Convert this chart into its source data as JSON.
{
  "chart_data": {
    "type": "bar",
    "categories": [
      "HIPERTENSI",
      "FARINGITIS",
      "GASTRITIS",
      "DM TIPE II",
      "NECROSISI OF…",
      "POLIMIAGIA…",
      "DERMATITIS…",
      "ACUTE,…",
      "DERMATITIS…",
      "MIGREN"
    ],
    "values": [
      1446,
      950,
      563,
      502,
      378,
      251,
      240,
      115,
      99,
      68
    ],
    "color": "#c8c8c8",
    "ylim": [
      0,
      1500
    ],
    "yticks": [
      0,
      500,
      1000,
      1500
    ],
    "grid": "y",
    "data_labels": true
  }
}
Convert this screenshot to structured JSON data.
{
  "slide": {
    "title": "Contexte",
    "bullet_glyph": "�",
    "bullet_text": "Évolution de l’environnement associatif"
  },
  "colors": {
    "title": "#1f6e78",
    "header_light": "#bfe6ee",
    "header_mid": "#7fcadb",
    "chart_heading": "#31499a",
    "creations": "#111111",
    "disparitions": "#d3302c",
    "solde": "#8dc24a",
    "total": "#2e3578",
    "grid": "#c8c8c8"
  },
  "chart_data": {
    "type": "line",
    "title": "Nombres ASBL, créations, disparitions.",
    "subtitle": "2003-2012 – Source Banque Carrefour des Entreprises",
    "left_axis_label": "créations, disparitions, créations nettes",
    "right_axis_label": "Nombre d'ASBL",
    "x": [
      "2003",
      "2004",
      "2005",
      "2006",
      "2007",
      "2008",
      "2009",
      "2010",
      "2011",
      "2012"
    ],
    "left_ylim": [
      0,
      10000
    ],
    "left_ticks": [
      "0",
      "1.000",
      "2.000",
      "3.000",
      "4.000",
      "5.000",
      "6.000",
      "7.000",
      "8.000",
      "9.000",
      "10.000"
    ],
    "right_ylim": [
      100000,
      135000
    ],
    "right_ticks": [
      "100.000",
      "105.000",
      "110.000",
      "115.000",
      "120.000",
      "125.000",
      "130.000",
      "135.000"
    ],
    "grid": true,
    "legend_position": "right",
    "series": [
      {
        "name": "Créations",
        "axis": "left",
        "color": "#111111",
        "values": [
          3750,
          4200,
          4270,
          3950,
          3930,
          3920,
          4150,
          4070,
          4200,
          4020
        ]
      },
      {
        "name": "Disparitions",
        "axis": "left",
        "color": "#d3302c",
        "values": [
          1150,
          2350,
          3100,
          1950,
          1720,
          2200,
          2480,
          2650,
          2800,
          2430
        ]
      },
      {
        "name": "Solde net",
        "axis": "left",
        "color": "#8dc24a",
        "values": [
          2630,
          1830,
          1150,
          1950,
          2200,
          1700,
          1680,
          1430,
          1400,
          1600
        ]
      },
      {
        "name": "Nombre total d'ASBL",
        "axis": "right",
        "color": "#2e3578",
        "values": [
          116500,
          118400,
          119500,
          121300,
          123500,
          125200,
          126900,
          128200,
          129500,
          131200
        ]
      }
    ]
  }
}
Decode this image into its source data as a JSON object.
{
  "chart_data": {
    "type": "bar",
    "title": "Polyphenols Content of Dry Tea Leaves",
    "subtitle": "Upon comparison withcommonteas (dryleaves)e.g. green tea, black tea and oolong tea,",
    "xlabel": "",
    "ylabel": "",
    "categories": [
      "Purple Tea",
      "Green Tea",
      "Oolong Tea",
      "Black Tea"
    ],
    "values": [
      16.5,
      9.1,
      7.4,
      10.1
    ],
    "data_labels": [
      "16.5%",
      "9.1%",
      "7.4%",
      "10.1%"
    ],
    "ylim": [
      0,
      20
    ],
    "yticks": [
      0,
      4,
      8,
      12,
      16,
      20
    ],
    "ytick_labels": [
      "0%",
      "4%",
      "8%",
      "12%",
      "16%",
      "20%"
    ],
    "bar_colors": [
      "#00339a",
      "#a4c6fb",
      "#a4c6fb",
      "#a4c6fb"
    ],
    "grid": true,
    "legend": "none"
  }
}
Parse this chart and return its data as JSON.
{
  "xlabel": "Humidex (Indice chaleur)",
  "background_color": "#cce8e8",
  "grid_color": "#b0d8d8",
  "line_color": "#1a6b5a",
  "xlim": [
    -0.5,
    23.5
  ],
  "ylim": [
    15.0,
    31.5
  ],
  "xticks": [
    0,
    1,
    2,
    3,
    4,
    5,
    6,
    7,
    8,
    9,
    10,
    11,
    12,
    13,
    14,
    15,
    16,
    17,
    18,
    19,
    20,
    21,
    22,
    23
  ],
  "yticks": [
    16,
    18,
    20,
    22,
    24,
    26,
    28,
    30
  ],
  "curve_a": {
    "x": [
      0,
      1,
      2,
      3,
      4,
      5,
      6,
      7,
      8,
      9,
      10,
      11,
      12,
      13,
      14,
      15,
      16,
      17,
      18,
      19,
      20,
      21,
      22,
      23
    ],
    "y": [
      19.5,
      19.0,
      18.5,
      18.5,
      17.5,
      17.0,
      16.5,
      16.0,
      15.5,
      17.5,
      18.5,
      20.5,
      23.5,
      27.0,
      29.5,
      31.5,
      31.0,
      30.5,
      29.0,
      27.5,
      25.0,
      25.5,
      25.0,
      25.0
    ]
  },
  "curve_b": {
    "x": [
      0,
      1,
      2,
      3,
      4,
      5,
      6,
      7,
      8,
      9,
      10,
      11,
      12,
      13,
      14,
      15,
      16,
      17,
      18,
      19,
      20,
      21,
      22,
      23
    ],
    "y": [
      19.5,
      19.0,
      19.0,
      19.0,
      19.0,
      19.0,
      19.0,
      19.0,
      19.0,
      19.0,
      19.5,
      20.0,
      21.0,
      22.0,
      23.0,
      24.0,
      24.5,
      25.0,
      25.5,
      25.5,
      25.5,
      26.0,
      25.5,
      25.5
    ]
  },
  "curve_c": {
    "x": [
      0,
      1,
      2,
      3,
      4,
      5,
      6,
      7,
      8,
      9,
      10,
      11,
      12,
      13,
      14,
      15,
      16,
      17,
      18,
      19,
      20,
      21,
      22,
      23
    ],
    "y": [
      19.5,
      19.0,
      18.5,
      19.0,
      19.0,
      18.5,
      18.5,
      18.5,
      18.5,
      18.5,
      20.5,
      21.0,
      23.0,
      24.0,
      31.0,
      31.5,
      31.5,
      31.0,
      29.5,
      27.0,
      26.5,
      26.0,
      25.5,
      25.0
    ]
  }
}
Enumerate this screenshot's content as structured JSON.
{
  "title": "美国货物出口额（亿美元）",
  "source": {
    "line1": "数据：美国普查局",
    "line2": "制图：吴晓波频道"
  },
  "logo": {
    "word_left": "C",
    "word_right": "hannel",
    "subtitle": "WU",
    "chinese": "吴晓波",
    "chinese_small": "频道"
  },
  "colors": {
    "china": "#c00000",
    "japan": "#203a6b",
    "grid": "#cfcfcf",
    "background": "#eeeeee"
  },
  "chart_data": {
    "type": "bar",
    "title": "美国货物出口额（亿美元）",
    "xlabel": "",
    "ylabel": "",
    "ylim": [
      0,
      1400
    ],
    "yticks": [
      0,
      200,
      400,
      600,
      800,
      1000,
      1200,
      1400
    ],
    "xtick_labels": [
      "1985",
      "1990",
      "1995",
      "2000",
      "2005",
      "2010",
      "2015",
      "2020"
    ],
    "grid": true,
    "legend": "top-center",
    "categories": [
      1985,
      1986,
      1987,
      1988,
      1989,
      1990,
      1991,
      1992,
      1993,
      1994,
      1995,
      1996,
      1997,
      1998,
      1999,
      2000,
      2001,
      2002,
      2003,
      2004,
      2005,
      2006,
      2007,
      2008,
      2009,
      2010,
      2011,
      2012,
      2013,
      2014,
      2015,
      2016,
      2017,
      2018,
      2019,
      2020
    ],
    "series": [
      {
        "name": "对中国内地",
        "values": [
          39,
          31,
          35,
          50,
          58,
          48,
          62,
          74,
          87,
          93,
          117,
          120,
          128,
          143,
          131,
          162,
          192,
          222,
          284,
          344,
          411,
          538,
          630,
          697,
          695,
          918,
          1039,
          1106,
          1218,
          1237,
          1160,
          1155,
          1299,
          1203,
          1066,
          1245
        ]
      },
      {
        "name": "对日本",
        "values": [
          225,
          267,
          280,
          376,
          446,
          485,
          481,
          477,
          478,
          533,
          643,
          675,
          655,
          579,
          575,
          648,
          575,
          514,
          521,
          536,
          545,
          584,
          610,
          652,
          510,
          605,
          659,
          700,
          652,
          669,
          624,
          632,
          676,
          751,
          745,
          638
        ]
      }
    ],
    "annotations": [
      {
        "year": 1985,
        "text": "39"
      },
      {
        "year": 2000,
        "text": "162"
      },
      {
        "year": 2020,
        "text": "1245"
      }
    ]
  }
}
::::::::::
#### SET TASK
Write out every line of the data that holds the word "this".

#### TASK ANSWER
Convert this chart into its source data as JSON.
Convert this screenshot to structured JSON data.
Decode this image into its source data as a JSON object.
Parse this chart and return its data as JSON.
Enumerate this screenshot's content as structured JSON.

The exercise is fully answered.